◆ **Provided data**:
-- -- --

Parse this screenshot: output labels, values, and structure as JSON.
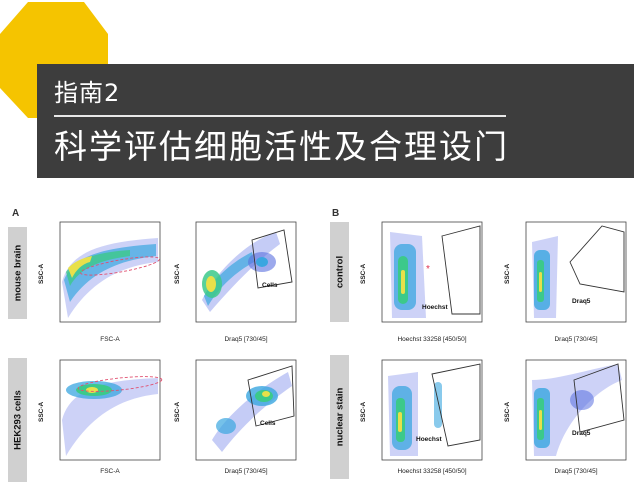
{
  "header": {
    "subtitle": "指南2",
    "title": "科学评估细胞活性及合理设门",
    "accent_color": "#f5c400",
    "banner_color": "#3d3d3d"
  },
  "figure": {
    "panel_a_label": "A",
    "panel_b_label": "B",
    "row_labels": {
      "a_top": "mouse brain",
      "a_bottom": "HEK293 cells",
      "b_top": "control",
      "b_bottom": "nuclear stain"
    },
    "axes": {
      "ssc": "SSC-A",
      "fsc": "FSC-A",
      "draq5": "Draq5 [730/45]",
      "hoechst": "Hoechst 33258 [450/50]"
    },
    "gates": {
      "cells": "Cells",
      "hoechst": "Hoechst",
      "draq5": "Draq5"
    }
  }
}
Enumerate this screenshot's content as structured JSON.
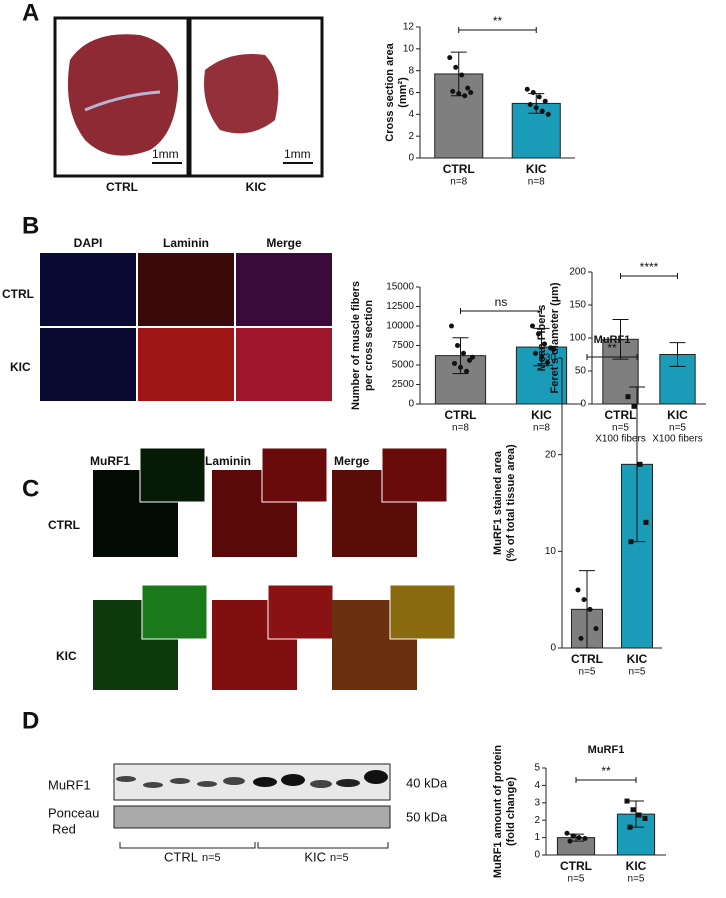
{
  "panels": {
    "letters": [
      "A",
      "B",
      "C",
      "D"
    ],
    "a": {
      "scale": [
        "1mm",
        "1mm"
      ],
      "groups": [
        "CTRL",
        "KIC"
      ]
    },
    "b": {
      "stains": [
        "DAPI",
        "Laminin",
        "Merge"
      ],
      "groups": [
        "CTRL",
        "KIC"
      ]
    },
    "c": {
      "stains": [
        "MuRF1",
        "Laminin",
        "Merge"
      ],
      "groups": [
        "CTRL",
        "KIC"
      ]
    },
    "d": {
      "rows": [
        "MuRF1",
        "Ponceau",
        "Red"
      ],
      "sizes": [
        "40 kDa",
        "50 kDa"
      ],
      "groups": [
        "CTRL",
        "KIC"
      ],
      "n": [
        "n=5",
        "n=5"
      ]
    }
  },
  "chart_data": [
    {
      "type": "bar",
      "ylabel": [
        "Cross section area",
        "(mm²)"
      ],
      "categories": [
        "CTRL",
        "KIC"
      ],
      "sublabels": [
        [
          "n=8"
        ],
        [
          "n=8"
        ]
      ],
      "values": [
        7.7,
        5.0
      ],
      "errors": [
        2.0,
        0.9
      ],
      "colors": [
        "#7f7f7f",
        "#1a9bb8"
      ],
      "points": [
        [
          9.2,
          8.3,
          7.6,
          6.4,
          6.1,
          5.9,
          5.7,
          6.0
        ],
        [
          6.3,
          6.0,
          5.6,
          5.2,
          4.9,
          4.6,
          4.3,
          4.0
        ]
      ],
      "significance": "**",
      "ylim": [
        0,
        12
      ],
      "yticks": [
        0,
        2,
        4,
        6,
        8,
        10,
        12
      ]
    },
    {
      "type": "bar",
      "ylabel": [
        "Number of muscle fibers",
        "per cross section"
      ],
      "categories": [
        "CTRL",
        "KIC"
      ],
      "sublabels": [
        [
          "n=8"
        ],
        [
          "n=8"
        ]
      ],
      "values": [
        6200,
        7300
      ],
      "errors": [
        2300,
        2400
      ],
      "colors": [
        "#7f7f7f",
        "#1a9bb8"
      ],
      "points": [
        [
          10000,
          7500,
          6500,
          5600,
          5200,
          4700,
          4200,
          6000
        ],
        [
          10000,
          9000,
          7700,
          7200,
          6500,
          6000,
          5300,
          7000
        ]
      ],
      "significance": "ns",
      "ylim": [
        0,
        15000
      ],
      "yticks": [
        0,
        2500,
        5000,
        7500,
        10000,
        12500,
        15000
      ]
    },
    {
      "type": "bar",
      "ylabel": [
        "Mean Fiber's",
        "Feret's diameter (µm)"
      ],
      "categories": [
        "CTRL",
        "KIC"
      ],
      "sublabels": [
        [
          "n=5",
          "X100 fibers"
        ],
        [
          "n=5",
          "X100 fibers"
        ]
      ],
      "values": [
        98,
        75
      ],
      "errors": [
        30,
        18
      ],
      "colors": [
        "#7f7f7f",
        "#1a9bb8"
      ],
      "significance": "****",
      "ylim": [
        0,
        200
      ],
      "yticks": [
        0,
        50,
        100,
        150,
        200
      ]
    },
    {
      "type": "bar",
      "title": "MuRF1",
      "ylabel": [
        "MuRF1 stained area",
        "(% of total tissue area)"
      ],
      "categories": [
        "CTRL",
        "KIC"
      ],
      "sublabels": [
        [
          "n=5"
        ],
        [
          "n=5"
        ]
      ],
      "values": [
        4,
        19
      ],
      "errors": [
        4,
        8
      ],
      "colors": [
        "#7f7f7f",
        "#1a9bb8"
      ],
      "points": [
        [
          6,
          5,
          4,
          2,
          1
        ],
        [
          26,
          25,
          19,
          13,
          11
        ]
      ],
      "significance": "**",
      "ylim": [
        0,
        30
      ],
      "yticks": [
        0,
        10,
        20,
        30
      ]
    },
    {
      "type": "bar",
      "title": "MuRF1",
      "ylabel": [
        "MuRF1 amount of protein",
        "(fold change)"
      ],
      "categories": [
        "CTRL",
        "KIC"
      ],
      "sublabels": [
        [
          "n=5"
        ],
        [
          "n=5"
        ]
      ],
      "values": [
        1.0,
        2.35
      ],
      "errors": [
        0.2,
        0.75
      ],
      "colors": [
        "#7f7f7f",
        "#1a9bb8"
      ],
      "points": [
        [
          1.25,
          1.1,
          1.0,
          0.95,
          0.8
        ],
        [
          3.1,
          2.6,
          2.3,
          2.1,
          1.6
        ]
      ],
      "significance": "**",
      "ylim": [
        0,
        5
      ],
      "yticks": [
        0,
        1,
        2,
        3,
        4,
        5
      ]
    }
  ]
}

-- -- --

Wherever a line in the records contains the word "hoechst", copy that line.

      "hoechst": "Hoechst 33258 [450/50]"
      "hoechst": "Hoechst",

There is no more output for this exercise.